- EXTRACTED MATERIAL:
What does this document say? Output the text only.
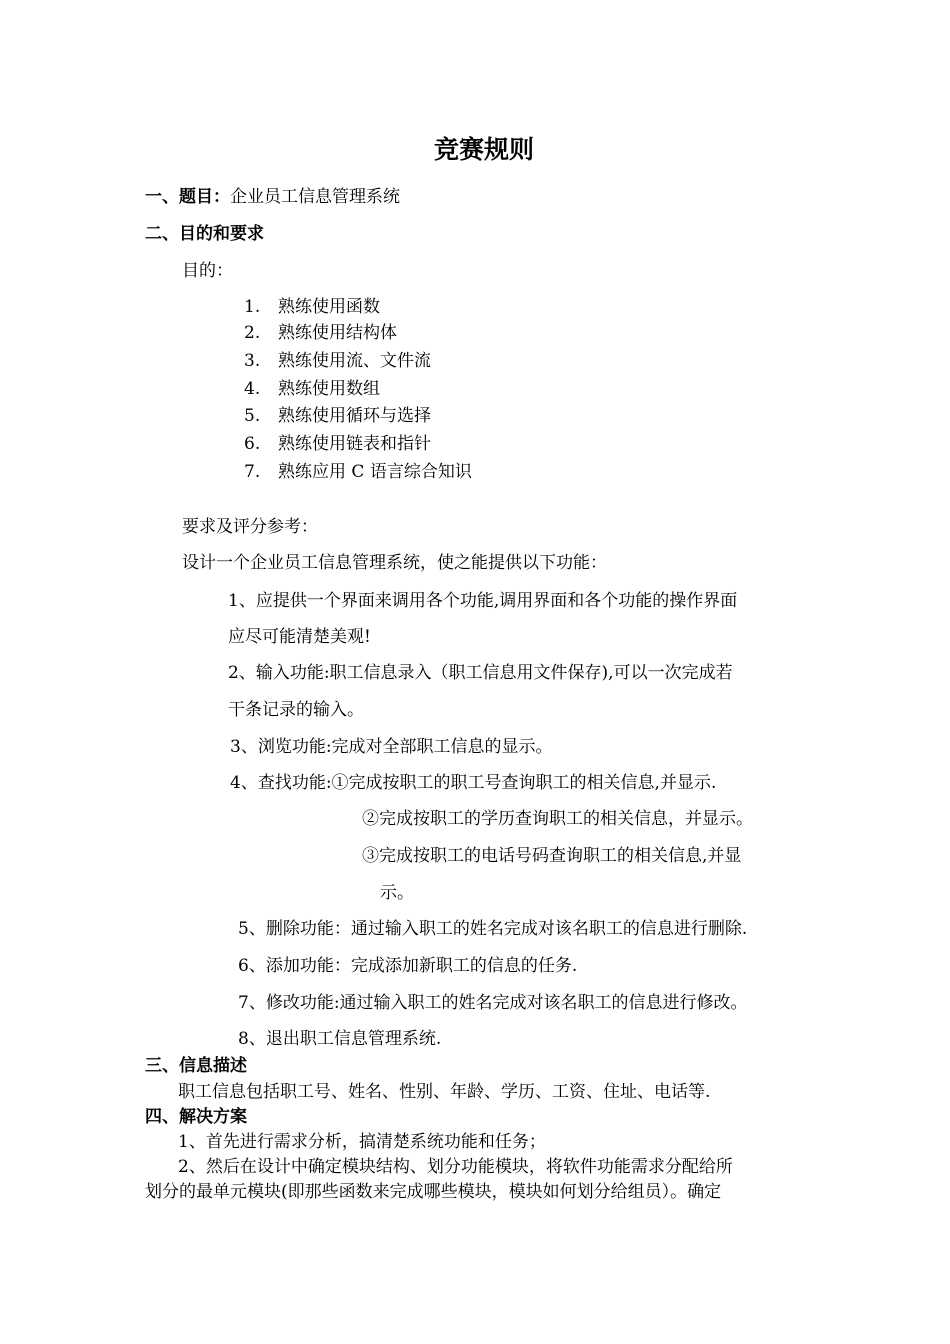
竞赛规则
一、题目：企业员工信息管理系统
二、目的和要求
目的：
1. 熟练使用函数
2. 熟练使用结构体
3. 熟练使用流、文件流
4. 熟练使用数组
5. 熟练使用循环与选择
6. 熟练使用链表和指针
7. 熟练应用 C 语言综合知识
要求及评分参考：
设计一个企业员工信息管理系统，使之能提供以下功能：
1、应提供一个界面来调用各个功能,调用界面和各个功能的操作界面
应尽可能清楚美观!
2、输入功能:职工信息录入（职工信息用文件保存),可以一次完成若
干条记录的输入。
3、浏览功能:完成对全部职工信息的显示。
4、查找功能:①完成按职工的职工号查询职工的相关信息,并显示.
②完成按职工的学历查询职工的相关信息，并显示。
③完成按职工的电话号码查询职工的相关信息,并显
示。
5、删除功能：通过输入职工的姓名完成对该名职工的信息进行删除.
6、添加功能：完成添加新职工的信息的任务.
7、修改功能:通过输入职工的姓名完成对该名职工的信息进行修改。
8、退出职工信息管理系统.
三、信息描述
职工信息包括职工号、姓名、性别、年龄、学历、工资、住址、电话等.
四、解决方案
1、首先进行需求分析，搞清楚系统功能和任务；
2、然后在设计中确定模块结构、划分功能模块，将软件功能需求分配给所
划分的最单元模块(即那些函数来完成哪些模块，模块如何划分给组员）。确定
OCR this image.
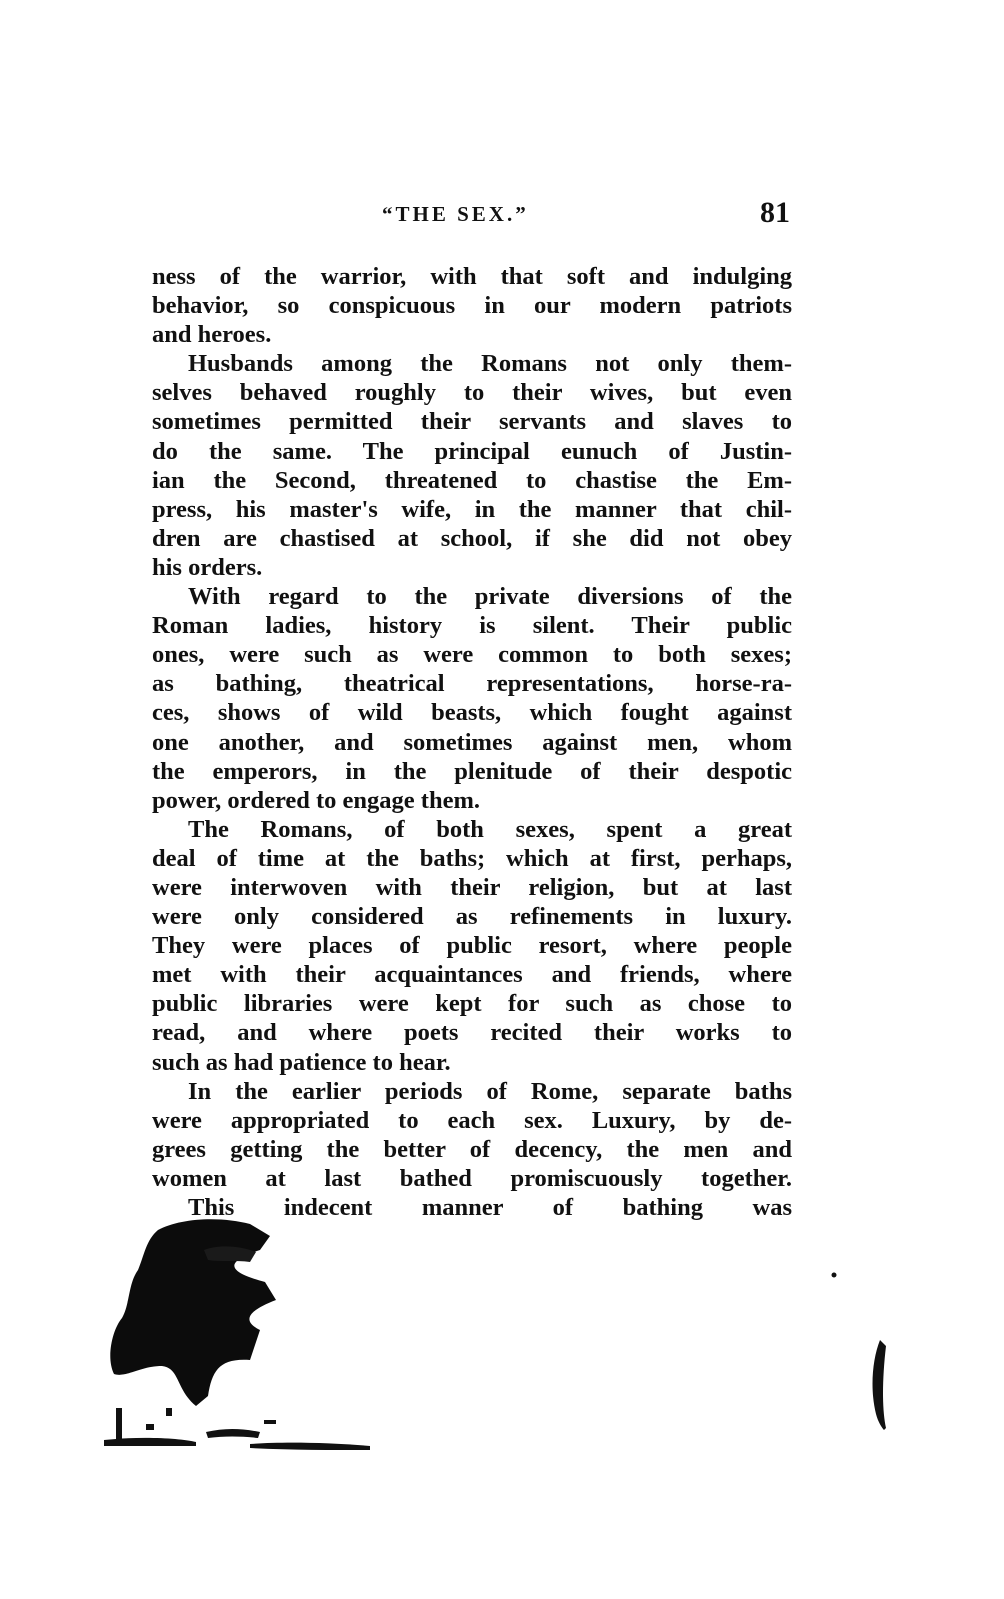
“THE SEX.”	81
ness of the warrior, with that soft and indulging
behavior, so conspicuous in our modern patriots
and heroes.
Husbands among the Romans not only them-
selves behaved roughly to their wives, but even
sometimes permitted their servants and slaves to
do the same. The principal eunuch of Justin-
ian the Second, threatened to chastise the Em-
press, his master's wife, in the manner that chil-
dren are chastised at school, if she did not obey
his orders.
With regard to the private diversions of the
Roman ladies, history is silent. Their public
ones, were such as were common to both sexes;
as bathing, theatrical representations, horse-ra-
ces, shows of wild beasts, which fought against
one another, and sometimes against men, whom
the emperors, in the plenitude of their despotic
power, ordered to engage them.
The Romans, of both sexes, spent a great
deal of time at the baths; which at first, perhaps,
were interwoven with their religion, but at last
were only considered as refinements in luxury.
They were places of public resort, where people
met with their acquaintances and friends, where
public libraries were kept for such as chose to
read, and where poets recited their works to
such as had patience to hear.
In the earlier periods of Rome, separate baths
were appropriated to each sex. Luxury, by de-
grees getting the better of decency, the men and
women at last bathed promiscuously together.
This indecent manner of bathing was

- AIM OF THE TASK: Determine how many lines include the string "which". Give no answer but the number.

- THE REPLY: 2